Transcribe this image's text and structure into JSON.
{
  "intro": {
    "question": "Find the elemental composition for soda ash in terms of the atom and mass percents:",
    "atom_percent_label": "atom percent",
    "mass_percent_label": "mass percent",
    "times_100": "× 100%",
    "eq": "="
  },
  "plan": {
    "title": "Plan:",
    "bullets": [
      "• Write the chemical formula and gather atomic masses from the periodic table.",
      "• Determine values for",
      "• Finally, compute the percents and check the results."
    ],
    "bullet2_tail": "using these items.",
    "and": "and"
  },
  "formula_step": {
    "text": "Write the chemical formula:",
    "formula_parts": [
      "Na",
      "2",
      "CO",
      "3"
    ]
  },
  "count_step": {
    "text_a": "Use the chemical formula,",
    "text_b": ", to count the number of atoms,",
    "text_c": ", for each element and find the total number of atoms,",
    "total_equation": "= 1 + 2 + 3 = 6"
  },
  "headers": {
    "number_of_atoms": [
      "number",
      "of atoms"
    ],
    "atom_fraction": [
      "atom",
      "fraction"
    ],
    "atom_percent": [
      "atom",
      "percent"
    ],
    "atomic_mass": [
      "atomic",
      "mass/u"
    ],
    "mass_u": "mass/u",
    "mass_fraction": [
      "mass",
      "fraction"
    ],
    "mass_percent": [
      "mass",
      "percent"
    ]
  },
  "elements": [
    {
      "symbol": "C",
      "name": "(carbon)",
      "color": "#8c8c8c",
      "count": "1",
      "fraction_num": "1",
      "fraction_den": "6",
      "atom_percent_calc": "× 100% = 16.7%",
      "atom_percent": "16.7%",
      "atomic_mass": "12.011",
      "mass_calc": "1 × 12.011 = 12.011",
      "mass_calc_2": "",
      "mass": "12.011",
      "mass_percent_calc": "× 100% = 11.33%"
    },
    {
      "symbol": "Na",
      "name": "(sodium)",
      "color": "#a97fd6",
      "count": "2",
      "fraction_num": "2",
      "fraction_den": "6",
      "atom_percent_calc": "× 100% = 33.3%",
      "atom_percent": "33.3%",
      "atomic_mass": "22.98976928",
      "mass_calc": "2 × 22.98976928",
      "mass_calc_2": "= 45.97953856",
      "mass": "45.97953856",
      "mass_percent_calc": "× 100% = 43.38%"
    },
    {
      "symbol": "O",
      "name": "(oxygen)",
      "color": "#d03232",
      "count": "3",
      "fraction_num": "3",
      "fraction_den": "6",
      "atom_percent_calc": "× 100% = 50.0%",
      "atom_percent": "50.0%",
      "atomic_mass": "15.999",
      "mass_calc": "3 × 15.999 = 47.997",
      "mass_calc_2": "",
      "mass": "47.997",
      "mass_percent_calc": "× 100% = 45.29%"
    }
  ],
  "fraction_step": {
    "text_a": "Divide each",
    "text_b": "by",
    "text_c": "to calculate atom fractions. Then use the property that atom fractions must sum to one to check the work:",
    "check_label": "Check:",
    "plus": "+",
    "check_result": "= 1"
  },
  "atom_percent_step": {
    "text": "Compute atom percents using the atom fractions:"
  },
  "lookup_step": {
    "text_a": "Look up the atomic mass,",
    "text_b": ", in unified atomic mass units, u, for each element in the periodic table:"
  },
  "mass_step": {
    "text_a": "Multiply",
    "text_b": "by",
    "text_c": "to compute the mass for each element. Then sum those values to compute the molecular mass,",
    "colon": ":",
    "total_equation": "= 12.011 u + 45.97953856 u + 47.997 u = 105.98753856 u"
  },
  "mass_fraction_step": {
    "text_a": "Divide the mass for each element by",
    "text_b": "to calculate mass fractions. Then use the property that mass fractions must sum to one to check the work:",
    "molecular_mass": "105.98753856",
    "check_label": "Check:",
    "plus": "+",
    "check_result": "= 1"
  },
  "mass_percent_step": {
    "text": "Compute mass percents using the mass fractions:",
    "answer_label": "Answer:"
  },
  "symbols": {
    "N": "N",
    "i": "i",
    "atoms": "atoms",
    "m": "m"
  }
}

▸ **Exercise details**
From the listing above, copy every line that holds the string "work".

▸ **Result below**
    "text_c": "to calculate atom fractions. Then use the property that atom fractions must sum to one to check the work:",
    "text_b": "to calculate mass fractions. Then use the property that mass fractions must sum to one to check the work:",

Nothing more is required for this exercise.